Stated exercise -
In the records below, set out the part that opens with the line containing "detect and localize" and closes with the line containing "info-line: P1 = 3.624", both included, as a Markdown table with two columns: Row, for the row number, and Entry, for the line. Leave out any blank lines.
+ + + +
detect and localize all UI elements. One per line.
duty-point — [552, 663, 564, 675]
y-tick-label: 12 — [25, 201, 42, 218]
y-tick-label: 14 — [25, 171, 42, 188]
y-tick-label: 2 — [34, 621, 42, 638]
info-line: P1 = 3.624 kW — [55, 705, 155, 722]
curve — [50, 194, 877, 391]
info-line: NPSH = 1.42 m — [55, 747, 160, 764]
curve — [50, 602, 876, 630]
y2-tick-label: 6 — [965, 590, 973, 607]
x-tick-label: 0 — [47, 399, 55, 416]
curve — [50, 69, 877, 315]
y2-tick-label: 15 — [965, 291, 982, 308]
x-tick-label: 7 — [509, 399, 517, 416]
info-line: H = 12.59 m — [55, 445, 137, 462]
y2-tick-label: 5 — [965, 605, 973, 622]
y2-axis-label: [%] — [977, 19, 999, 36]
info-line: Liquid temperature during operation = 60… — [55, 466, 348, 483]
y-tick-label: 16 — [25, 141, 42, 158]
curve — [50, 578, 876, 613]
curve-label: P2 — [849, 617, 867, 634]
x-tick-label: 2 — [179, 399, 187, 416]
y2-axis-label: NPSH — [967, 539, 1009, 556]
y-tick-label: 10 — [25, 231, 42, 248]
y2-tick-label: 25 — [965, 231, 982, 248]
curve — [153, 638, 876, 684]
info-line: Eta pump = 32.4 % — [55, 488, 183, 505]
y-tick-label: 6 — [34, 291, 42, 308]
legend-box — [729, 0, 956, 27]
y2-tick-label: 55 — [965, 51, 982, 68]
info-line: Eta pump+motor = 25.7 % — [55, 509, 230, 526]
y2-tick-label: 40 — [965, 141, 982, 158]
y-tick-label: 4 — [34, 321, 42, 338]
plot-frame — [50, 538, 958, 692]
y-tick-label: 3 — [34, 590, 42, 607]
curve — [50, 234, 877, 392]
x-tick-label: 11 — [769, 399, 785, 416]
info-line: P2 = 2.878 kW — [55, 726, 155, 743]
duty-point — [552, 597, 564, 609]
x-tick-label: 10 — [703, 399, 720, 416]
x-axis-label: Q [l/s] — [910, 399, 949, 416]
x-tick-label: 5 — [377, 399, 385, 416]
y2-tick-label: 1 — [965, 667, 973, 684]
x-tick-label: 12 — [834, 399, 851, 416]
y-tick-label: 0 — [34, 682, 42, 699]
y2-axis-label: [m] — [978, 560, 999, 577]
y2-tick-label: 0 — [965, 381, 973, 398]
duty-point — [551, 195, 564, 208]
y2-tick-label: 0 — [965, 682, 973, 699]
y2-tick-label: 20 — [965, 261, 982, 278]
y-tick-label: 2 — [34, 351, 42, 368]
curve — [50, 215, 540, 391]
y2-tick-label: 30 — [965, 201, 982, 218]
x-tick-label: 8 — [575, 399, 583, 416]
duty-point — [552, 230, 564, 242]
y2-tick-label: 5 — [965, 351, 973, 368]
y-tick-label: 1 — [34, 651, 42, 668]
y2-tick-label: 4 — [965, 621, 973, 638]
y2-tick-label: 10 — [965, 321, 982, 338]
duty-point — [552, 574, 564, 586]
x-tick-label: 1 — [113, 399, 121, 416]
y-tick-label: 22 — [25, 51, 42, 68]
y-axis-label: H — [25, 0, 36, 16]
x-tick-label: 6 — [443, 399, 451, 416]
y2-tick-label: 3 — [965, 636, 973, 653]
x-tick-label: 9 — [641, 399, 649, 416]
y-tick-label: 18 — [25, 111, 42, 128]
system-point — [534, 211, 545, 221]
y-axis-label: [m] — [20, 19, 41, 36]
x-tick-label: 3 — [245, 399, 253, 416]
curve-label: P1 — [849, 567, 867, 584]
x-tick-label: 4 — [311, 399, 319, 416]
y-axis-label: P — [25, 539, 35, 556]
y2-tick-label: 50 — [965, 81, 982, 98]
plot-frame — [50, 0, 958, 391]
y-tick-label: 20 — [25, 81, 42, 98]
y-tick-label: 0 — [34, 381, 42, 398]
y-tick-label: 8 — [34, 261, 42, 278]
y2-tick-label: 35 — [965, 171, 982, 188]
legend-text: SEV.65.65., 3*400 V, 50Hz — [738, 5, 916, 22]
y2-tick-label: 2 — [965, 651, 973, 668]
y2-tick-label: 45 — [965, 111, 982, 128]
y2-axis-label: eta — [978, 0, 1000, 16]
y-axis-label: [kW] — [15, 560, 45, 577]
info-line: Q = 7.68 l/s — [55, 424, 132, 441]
+ + + +
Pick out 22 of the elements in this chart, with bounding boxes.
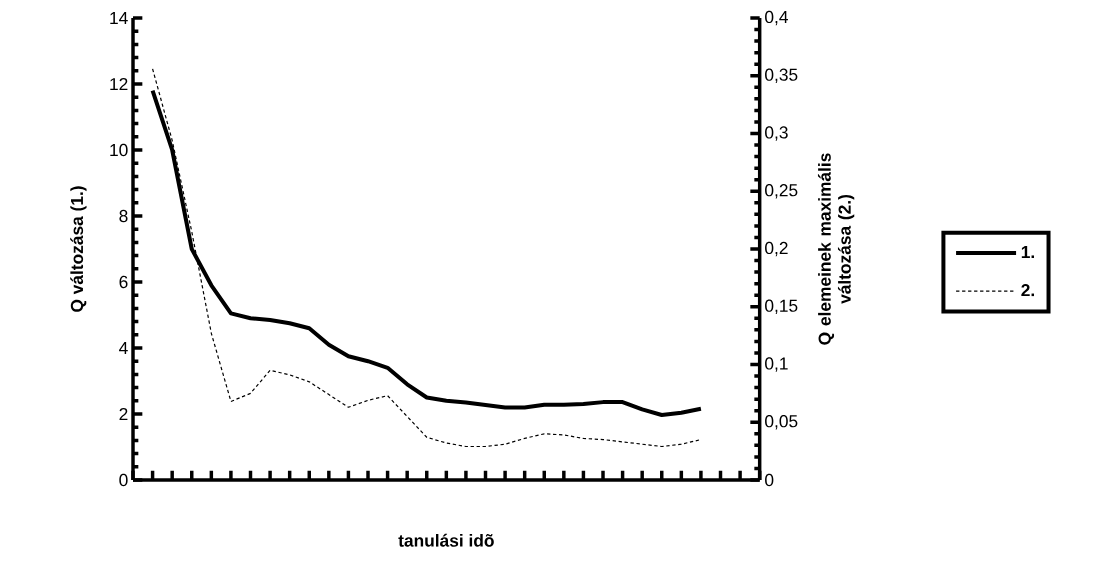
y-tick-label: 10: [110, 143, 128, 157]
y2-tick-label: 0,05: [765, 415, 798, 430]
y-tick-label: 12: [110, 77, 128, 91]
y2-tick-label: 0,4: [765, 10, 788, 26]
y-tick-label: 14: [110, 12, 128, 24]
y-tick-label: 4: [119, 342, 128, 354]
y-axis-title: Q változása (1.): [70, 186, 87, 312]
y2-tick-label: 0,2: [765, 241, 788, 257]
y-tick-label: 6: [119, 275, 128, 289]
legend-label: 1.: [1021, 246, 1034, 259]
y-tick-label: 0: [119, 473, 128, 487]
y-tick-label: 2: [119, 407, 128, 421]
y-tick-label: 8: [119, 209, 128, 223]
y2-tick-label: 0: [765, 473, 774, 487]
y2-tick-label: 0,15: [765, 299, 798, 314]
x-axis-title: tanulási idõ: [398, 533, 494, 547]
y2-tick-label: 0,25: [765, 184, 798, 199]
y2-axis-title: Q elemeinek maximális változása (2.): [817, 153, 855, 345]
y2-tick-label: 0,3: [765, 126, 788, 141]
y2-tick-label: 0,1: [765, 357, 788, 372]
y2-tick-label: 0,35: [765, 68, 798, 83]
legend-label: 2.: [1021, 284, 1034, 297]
+ + + +
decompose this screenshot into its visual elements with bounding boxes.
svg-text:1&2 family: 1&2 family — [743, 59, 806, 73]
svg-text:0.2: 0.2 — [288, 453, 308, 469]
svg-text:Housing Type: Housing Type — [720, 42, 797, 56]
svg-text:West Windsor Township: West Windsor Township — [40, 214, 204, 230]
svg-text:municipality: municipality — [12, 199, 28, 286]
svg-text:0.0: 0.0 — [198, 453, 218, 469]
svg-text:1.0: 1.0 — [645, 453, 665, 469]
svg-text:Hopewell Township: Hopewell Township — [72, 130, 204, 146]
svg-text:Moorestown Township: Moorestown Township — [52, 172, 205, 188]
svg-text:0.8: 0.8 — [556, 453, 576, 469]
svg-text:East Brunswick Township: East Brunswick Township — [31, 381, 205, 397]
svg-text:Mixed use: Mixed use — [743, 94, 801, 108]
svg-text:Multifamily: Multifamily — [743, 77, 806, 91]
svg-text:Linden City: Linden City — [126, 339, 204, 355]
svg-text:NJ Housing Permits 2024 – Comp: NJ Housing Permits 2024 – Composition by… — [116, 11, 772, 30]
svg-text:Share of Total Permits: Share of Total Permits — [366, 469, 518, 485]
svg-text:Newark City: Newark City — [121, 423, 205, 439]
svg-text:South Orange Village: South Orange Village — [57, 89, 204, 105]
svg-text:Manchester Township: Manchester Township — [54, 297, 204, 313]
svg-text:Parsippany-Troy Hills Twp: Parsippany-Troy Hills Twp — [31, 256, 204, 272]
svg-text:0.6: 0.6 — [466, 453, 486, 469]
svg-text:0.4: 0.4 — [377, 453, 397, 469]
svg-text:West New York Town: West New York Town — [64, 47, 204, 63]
+ + + +
Completed exercise -
| Row | Entry |
|---|---|
| 1 | detect and localize all UI elements. One per line. |
| 2 | duty-point — [552, 663, 564, 675] |
| 3 | y-tick-label: 12 — [25, 201, 42, 218] |
| 4 | y-tick-label: 14 — [25, 171, 42, 188] |
| 5 | y-tick-label: 2 — [34, 621, 42, 638] |
| 6 | info-line: P1 = 3.624 kW — [55, 705, 155, 722] |